+++ MATERIAL

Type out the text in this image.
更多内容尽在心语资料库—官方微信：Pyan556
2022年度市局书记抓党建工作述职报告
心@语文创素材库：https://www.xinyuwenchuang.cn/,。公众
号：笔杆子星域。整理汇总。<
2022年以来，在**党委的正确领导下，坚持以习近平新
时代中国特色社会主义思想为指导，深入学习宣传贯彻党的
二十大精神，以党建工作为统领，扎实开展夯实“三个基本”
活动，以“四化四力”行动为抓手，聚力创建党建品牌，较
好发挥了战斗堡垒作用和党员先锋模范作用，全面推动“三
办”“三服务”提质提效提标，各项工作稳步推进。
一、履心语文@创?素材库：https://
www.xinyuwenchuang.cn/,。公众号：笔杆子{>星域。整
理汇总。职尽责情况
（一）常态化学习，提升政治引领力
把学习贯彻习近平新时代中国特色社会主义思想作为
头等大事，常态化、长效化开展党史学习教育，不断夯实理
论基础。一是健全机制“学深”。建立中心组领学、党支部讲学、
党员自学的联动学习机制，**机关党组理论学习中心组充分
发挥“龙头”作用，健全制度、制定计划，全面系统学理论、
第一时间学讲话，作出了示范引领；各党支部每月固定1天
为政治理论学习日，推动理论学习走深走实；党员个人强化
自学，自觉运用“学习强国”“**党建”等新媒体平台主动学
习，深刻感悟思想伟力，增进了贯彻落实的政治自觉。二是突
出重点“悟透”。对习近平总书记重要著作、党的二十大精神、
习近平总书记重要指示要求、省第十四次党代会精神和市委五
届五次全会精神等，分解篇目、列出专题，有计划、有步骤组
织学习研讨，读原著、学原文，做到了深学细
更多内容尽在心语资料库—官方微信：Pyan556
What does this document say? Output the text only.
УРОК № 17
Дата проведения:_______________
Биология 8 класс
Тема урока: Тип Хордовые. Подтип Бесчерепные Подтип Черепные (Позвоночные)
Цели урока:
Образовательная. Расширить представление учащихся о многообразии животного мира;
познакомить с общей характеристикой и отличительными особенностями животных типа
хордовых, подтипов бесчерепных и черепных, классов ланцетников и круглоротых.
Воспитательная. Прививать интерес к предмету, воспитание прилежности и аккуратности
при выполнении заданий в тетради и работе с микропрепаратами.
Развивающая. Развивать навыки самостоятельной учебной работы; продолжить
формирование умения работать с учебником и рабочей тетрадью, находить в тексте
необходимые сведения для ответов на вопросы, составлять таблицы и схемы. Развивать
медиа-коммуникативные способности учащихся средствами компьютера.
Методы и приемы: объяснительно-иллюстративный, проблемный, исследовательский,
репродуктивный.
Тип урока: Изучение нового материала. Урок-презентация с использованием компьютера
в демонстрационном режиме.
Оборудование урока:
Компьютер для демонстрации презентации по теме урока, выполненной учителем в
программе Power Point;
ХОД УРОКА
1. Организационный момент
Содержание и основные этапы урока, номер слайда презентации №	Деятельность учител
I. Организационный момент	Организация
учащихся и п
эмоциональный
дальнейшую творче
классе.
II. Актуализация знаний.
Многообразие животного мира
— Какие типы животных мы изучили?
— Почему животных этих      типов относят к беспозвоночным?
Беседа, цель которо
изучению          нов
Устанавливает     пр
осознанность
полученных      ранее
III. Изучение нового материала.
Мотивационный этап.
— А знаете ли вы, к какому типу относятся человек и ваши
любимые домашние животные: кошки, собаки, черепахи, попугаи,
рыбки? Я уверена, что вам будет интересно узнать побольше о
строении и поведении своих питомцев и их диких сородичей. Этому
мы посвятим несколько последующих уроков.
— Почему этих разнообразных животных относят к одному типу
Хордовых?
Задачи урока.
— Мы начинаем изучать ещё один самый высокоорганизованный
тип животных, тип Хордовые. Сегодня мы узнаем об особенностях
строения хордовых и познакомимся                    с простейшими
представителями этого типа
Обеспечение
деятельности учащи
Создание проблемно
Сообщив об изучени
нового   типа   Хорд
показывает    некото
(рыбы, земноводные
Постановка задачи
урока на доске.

++++++

(WRITTEN INSTRUCTION) Pick out every line with the string "Почему" and copy it.

(REPLY TO THE EXERCISE)
— Почему животных этих      типов относят к беспозвоночным?
— Почему этих разнообразных животных относят к одному типу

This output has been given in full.